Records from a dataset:
****************
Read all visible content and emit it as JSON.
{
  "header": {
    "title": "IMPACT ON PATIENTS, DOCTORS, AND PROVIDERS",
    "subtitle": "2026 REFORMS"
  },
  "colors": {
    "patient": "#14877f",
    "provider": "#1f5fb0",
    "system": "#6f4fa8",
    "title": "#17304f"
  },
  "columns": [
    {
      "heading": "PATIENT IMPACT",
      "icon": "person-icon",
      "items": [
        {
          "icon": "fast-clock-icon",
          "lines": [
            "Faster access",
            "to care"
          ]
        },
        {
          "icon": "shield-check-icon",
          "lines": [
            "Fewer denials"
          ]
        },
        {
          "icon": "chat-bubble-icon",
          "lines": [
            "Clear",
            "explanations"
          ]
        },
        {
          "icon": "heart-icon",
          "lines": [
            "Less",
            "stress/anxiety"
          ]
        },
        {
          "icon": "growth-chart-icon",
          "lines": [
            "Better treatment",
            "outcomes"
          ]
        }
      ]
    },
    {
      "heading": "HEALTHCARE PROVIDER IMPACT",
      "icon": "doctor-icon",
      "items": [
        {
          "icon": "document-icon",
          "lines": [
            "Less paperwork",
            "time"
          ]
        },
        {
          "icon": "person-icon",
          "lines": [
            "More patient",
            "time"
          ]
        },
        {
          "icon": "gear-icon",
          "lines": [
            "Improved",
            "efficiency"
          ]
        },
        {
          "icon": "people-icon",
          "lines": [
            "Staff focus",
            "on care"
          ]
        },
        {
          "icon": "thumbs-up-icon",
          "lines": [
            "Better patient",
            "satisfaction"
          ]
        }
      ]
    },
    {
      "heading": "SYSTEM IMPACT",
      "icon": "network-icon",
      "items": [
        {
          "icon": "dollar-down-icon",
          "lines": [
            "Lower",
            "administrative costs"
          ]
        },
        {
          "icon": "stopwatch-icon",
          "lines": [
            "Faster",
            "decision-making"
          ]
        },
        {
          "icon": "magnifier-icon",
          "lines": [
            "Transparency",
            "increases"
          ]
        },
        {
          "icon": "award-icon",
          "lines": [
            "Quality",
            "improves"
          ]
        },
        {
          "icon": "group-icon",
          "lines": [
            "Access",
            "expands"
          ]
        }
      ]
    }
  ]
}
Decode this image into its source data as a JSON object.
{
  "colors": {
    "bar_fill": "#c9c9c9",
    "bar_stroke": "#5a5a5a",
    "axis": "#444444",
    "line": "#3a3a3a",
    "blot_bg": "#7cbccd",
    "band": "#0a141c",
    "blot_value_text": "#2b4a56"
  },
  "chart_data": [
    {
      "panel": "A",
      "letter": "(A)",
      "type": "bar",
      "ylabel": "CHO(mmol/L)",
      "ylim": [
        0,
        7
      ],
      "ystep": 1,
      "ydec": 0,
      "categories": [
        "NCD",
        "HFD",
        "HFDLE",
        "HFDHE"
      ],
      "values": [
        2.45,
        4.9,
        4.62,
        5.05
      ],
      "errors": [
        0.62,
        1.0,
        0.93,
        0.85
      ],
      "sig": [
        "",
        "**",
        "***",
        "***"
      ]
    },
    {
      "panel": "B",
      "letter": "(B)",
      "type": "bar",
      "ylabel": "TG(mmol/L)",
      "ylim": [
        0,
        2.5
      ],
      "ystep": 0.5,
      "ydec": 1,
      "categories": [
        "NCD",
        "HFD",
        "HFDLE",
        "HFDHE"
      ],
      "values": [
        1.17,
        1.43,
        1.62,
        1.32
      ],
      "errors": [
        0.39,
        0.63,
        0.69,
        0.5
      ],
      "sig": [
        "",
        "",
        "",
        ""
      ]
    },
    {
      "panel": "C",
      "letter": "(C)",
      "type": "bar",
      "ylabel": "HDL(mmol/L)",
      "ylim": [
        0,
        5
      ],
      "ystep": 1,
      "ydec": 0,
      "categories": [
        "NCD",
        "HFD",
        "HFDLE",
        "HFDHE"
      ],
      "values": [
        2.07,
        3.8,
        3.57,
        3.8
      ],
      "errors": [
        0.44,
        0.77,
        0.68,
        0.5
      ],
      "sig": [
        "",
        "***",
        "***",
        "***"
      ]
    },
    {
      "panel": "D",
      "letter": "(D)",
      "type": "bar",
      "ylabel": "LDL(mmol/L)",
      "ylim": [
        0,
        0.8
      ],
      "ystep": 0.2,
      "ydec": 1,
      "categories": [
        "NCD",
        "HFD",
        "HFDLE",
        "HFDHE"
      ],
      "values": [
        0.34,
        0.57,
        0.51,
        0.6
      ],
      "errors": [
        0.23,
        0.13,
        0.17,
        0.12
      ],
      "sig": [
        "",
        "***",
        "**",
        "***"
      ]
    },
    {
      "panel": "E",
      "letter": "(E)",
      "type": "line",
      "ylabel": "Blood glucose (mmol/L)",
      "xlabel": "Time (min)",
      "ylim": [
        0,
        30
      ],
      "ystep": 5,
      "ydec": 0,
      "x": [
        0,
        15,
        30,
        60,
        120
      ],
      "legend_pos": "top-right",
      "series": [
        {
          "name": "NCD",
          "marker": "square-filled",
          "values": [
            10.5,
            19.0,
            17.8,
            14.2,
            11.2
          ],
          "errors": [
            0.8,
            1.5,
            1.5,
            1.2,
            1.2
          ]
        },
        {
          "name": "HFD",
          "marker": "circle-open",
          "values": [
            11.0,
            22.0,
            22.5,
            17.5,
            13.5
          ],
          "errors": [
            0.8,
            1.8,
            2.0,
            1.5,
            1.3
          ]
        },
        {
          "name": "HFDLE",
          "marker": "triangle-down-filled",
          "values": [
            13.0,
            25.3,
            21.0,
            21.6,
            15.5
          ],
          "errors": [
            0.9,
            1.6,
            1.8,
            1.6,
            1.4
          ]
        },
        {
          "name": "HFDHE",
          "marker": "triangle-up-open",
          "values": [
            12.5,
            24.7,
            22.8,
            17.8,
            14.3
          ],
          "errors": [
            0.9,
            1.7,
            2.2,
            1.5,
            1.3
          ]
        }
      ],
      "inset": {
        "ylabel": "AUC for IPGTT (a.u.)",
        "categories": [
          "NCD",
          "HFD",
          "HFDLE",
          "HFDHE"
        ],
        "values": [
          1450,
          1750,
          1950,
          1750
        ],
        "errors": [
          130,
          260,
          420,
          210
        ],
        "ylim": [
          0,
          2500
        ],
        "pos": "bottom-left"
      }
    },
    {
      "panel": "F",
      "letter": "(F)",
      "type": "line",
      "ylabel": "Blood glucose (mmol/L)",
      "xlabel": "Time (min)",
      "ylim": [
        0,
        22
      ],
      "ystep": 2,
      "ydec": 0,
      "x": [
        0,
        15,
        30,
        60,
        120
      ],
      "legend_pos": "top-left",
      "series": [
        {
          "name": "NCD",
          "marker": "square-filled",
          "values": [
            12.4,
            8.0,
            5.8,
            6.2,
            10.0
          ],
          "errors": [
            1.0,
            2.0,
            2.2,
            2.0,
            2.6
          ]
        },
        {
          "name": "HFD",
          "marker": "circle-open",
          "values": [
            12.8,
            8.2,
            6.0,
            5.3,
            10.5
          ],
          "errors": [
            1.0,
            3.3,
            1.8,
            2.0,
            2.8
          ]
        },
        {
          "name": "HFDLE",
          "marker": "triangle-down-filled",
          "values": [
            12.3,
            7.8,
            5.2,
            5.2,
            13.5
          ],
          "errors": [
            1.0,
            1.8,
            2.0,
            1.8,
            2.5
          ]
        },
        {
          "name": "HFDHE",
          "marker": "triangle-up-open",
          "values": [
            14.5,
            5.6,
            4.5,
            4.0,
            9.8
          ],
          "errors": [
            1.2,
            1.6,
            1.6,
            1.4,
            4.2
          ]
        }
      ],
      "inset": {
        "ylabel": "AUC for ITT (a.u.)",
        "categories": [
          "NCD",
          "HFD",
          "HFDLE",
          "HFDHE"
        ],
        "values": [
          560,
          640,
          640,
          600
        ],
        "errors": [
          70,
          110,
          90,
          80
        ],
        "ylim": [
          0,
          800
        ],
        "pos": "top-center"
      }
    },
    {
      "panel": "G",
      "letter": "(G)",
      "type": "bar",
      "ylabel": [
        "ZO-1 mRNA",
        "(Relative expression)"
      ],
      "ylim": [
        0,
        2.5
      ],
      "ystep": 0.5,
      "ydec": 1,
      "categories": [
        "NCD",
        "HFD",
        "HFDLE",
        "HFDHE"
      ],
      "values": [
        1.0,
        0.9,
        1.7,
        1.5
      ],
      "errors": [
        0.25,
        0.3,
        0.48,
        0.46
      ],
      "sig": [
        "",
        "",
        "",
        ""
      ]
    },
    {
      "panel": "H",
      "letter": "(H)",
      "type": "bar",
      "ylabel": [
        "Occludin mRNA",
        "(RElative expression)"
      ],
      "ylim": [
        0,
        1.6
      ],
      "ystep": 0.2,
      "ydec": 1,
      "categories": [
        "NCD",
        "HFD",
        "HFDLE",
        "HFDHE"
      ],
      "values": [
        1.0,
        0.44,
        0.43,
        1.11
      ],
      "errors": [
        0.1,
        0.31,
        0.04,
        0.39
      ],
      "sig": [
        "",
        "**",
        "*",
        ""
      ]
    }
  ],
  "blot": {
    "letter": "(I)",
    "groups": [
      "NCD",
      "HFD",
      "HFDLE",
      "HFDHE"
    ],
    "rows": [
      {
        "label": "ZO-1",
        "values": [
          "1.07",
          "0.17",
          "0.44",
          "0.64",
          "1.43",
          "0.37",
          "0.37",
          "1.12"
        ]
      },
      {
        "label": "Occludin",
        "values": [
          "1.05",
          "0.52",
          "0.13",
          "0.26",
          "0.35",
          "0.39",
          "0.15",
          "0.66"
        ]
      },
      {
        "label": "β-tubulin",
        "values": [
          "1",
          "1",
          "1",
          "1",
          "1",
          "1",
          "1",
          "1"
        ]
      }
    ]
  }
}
****************
- WHAT YOU HAVE TO DO: For each line above that contains "expression", add one to a count, then state only the final number.

- ANSWER SECTION: 2